Song of the summer 2012: Santigold, the Walkmen, Nicki Minaj and more contendersBy Reverb Staff | July 18th, 2012 | 1 Comment »
Three out of the four seasons do not require an “anthem.”
There has never been, nor will there ever be, an official “song of the fall.” What would it sound like? Impatient Monday night trips to Office Depot and a kitchen timer nervously ticking until a fresh loaf of pumpkin bread is ready for slicing?
But summer — with its front porch conversations and twilight backyard barbecues and seemingly bottomless coolers of beer — requires a pop song that reminds us where and when we find ourselves at this given point in time.
Last year, it was the inescapable chorus of Foster The People’s “Pumped Up Kicks” — a medley crafted to pop perfection by a former commercial jingle writer (lead singer Mark Foster). In 2010, it was Katy Perry’s “California Gurls,” a dance song laden with sunshine, bikinis, Daisy Dukes and a questionable guest verse from Snoop Dogg. The year before that: Miley Cyrus’ guitar-heavy “Party in the U.S.A.” — concerned with, among other tragic scenarios, feeling homesick after arriving in Los Angeles and listening to Jay-Z and/or Britney Spears … for comfort.
While many contend that Carly Rae Jepsen’s “Call Me Maybe” will be remembered as summer 2012’s definitive headache/anthem, the song was actually first released as an iTunes single on Sept. 20, 2011. So here, instead, are seven contenders for the coveted — and, in actuality nonexistent — award. -John Hendrickson
Santigold, “Disparate Youth”
A close listen to the first single off Santigold’s sophomore album, “Master of My Make-Believe,” finds the singer leading us down a futuristic road with hooks at every turn. This part reggae, part dubstep, part hip-hop, wholly original pop song debuted just before this year’s South by Southwest festival in Austin, Texas — a week wherein Santigold regained her headliner status with swagger and ease. “Oh, we said our dreams will carry us/And if they don’t fly we will run,” Santigold lazily proclaims on the song’s chorus. She acknowledges adversity while brushing off the mere concept of it. It’s a song designed for blasting with heavy bass in a car full of friends, windows all the way down — of living in the moment without neurotic worry as to what comes once the car stops. -John Hendrickson
Japandroids, “The House That Heaven Built”

> _Task list_
**a)** In the song-of-the-summer article, on what date was Carly Rae Jepsen's "Call Me Maybe" first released as an iTunes single?
**b)** Edit the song-of-the-summer article starting with "Three out of" and going on through "ready for slicing?", swapping "pumpkin bread" for "banana bread".
Answer using only the song-of-the-summer article.

> _Raw data_
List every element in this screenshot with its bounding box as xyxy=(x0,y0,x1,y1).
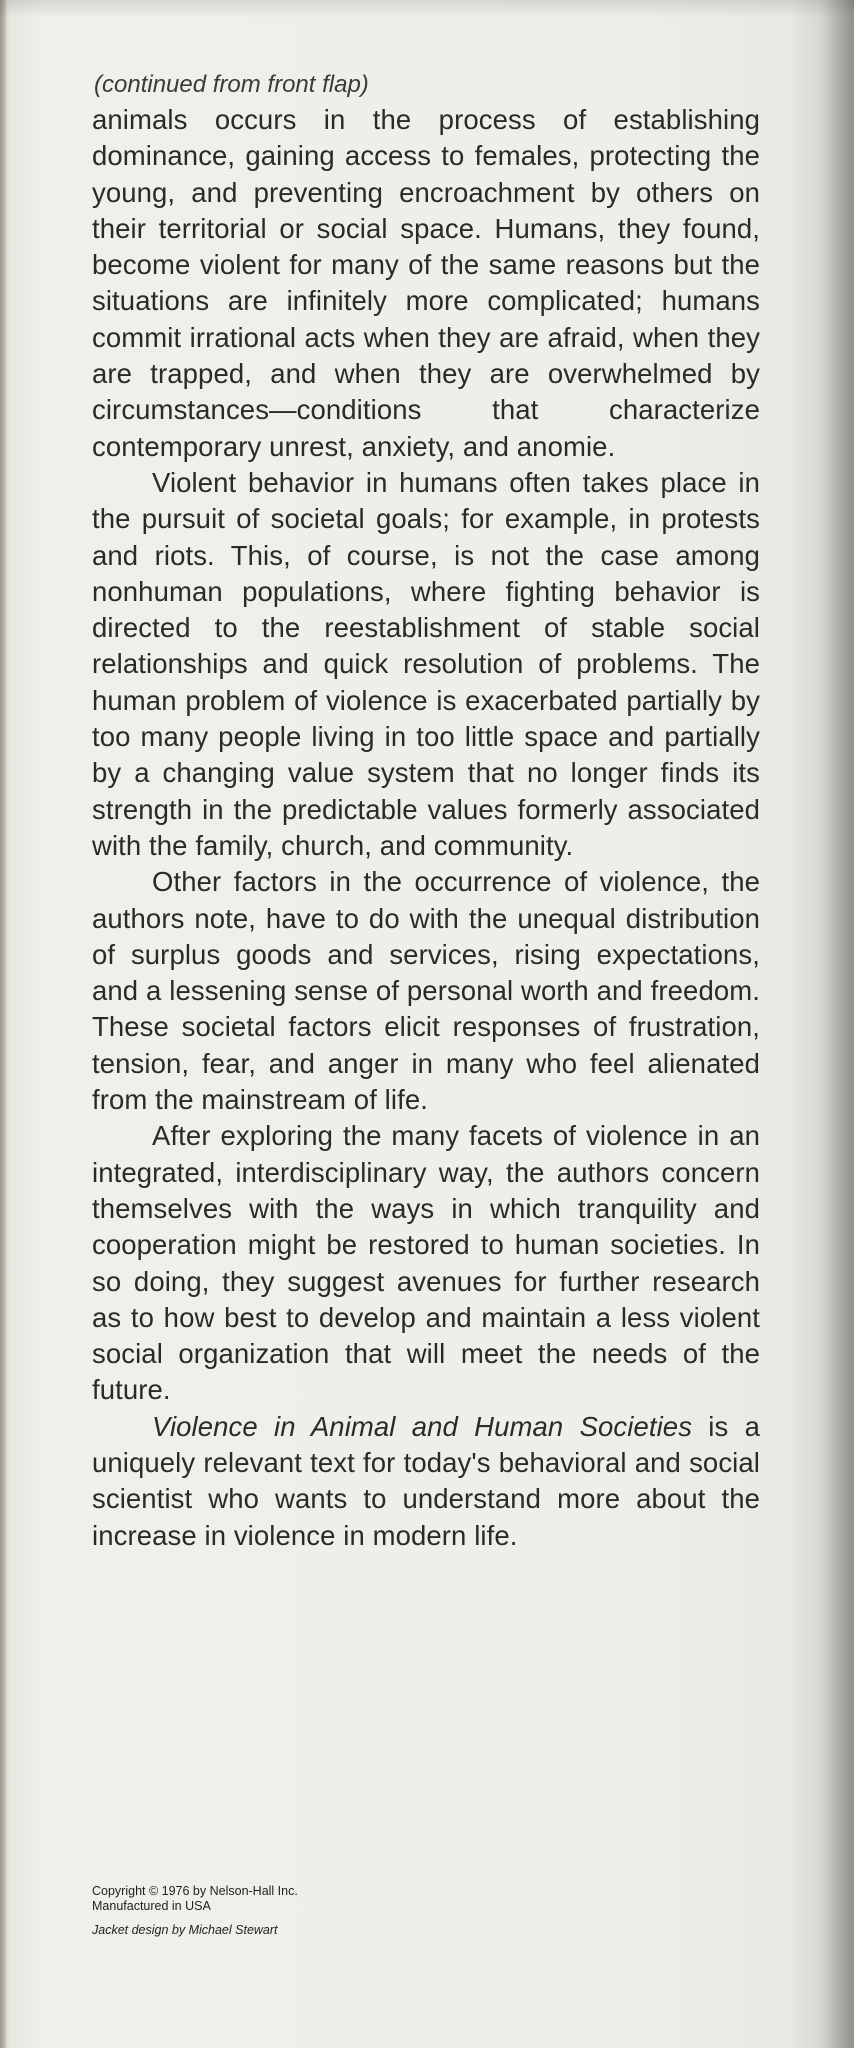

> _Results of the tasks_
**a)** Sept. 20, 2011

**b)**
Three out of the four seasons do not require an “anthem.”
There has never been, nor will there ever be, an official “song of the fall.” What would it sound like? Impatient Monday night trips to Office Depot and a kitchen timer nervously ticking until a fresh loaf of banana bread is ready for slicing?